* _DOCUMENT PASSAGE_:

Segment Open

Representing FASTA sequences

With FastaParser, sequences can be represented by using the FastaSequence class.

A FastaSequence object takes a string of nucleotide/aminoacid letter codes as first parameter. This would represent a sequence without a header. Optionally the id and description of the sequence can also be provided, as the second and third parameter, respectively, as _id and description.

The type of sequence can also be defined, as the fourth parameter sequence_type, which is None by default, and can be defined as either 'nucleotide' or 'aminoacid'. If this parameter is not provided, the type of sequence can be inferred by passing the last parameter, infer_type, as True.

FastaSequence(sequence, id_, description, sequence_type, infer_type)

FastaSequence objects have many features, like calculating the AC/TG ratio, generating complementary sequences, iterating over the sequence and more (for more details, go to the API Specification page).

Representing letter codes

Individual letter codes can also be represented with FastaParser by using the LetterCode class.

A LetterCode object takes a single character string of nucleotide/aminoacid letter code as first parameter.

The letter code type can also be defined with the second parameter letter_type, which is None by default, and can be defined as either 'nucleotide' or 'aminoacid'. It is important to define the type of letter code as this allows the LetterCode object to associate the name and/or description of the letter code, as well as knowing whether the letter code is degenerate or not.

LetterCode(letter_code, letter_type)

Segment Closed

* _EXERCISE A_: Copy the FastaParser text from "Individual letter codes" to "code as first parameter.", changing "single character string" to "one-character string".
* _EXERCISE B_: Using the FastaParser text, decide whether each statement is true: (i) the sequence_type parameter of FastaSequence is None by default; (ii) a LetterCode object takes a string of several letter codes as its first parameter; (iii) infer_type is the last parameter of FastaSequence.

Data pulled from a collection
Segment Open

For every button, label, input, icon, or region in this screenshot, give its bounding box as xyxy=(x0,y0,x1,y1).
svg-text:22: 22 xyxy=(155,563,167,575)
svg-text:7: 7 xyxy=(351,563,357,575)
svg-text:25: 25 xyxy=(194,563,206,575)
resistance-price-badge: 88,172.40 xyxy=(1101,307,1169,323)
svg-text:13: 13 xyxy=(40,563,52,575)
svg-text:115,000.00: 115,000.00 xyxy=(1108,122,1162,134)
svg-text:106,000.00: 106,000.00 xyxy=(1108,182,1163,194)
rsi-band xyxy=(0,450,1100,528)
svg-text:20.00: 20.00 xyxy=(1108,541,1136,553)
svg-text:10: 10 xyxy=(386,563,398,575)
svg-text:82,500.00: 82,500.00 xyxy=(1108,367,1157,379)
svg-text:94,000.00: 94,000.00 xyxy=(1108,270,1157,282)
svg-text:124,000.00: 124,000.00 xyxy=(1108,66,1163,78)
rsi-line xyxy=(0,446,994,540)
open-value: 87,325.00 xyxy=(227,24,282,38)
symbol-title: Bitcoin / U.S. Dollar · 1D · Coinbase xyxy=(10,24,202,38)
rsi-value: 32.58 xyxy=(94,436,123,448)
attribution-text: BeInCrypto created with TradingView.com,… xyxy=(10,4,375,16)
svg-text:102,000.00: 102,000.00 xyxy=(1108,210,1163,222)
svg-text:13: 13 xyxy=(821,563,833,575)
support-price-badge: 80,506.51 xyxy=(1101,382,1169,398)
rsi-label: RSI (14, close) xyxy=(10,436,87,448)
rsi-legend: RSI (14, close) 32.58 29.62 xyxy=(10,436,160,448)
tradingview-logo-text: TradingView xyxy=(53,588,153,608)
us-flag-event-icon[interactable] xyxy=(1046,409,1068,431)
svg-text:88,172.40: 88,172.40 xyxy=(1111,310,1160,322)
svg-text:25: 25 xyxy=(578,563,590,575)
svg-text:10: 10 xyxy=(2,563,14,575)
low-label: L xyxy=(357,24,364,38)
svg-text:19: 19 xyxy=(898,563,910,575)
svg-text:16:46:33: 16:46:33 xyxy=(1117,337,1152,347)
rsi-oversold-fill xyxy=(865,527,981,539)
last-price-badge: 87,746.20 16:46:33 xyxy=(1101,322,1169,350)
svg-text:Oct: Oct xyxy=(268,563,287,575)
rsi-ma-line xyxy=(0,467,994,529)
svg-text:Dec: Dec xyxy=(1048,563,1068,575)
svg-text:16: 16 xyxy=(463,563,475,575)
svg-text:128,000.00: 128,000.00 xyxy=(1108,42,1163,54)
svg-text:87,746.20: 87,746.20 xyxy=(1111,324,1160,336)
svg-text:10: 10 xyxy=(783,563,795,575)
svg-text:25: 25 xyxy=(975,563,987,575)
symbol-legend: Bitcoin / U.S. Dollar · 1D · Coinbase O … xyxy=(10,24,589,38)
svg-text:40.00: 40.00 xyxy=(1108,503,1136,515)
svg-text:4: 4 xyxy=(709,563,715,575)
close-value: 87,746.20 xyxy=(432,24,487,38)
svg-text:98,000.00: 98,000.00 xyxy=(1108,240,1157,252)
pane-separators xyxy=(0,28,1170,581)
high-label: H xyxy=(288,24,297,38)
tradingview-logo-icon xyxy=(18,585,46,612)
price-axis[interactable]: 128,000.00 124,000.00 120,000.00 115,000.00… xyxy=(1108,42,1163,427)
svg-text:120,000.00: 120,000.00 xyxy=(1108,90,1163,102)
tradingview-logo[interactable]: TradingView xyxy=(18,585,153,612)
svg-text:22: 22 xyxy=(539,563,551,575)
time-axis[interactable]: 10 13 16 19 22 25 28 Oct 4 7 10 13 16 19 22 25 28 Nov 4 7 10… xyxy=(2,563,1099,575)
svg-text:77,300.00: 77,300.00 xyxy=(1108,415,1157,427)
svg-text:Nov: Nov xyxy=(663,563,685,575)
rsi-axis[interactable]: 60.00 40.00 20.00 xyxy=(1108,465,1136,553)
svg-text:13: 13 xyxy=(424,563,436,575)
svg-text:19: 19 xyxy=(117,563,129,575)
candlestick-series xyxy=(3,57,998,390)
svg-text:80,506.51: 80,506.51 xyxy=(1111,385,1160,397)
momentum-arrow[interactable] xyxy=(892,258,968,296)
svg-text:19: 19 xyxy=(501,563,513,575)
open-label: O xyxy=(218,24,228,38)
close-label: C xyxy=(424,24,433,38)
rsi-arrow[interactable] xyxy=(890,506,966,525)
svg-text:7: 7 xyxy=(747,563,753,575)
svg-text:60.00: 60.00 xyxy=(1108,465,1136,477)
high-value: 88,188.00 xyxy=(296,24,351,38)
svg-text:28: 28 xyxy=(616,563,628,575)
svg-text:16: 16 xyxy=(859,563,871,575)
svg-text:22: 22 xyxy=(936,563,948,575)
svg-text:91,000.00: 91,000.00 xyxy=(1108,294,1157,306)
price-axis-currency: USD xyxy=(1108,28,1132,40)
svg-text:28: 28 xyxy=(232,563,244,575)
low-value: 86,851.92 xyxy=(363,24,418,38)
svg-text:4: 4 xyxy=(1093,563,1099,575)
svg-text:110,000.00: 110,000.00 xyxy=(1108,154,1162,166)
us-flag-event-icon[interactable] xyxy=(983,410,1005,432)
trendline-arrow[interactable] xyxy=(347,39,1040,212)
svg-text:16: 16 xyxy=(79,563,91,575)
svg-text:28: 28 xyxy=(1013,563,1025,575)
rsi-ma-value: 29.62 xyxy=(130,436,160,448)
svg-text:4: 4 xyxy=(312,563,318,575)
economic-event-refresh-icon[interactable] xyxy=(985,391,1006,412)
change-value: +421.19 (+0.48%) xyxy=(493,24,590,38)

Segment Closed

* _FINAL ANSWER A_:
Individual letter codes can also be represented with FastaParser by using the LetterCode class.

A LetterCode object takes a one-character string of nucleotide/aminoacid letter code as first parameter.

* _FINAL ANSWER B_:
(i) Yes: "the fourth parameter sequence_type, which is None by default"
(ii) No: "A LetterCode object takes a single character string of nucleotide/aminoacid letter code as first parameter."
(iii) Yes: "by passing the last parameter, infer_type, as True"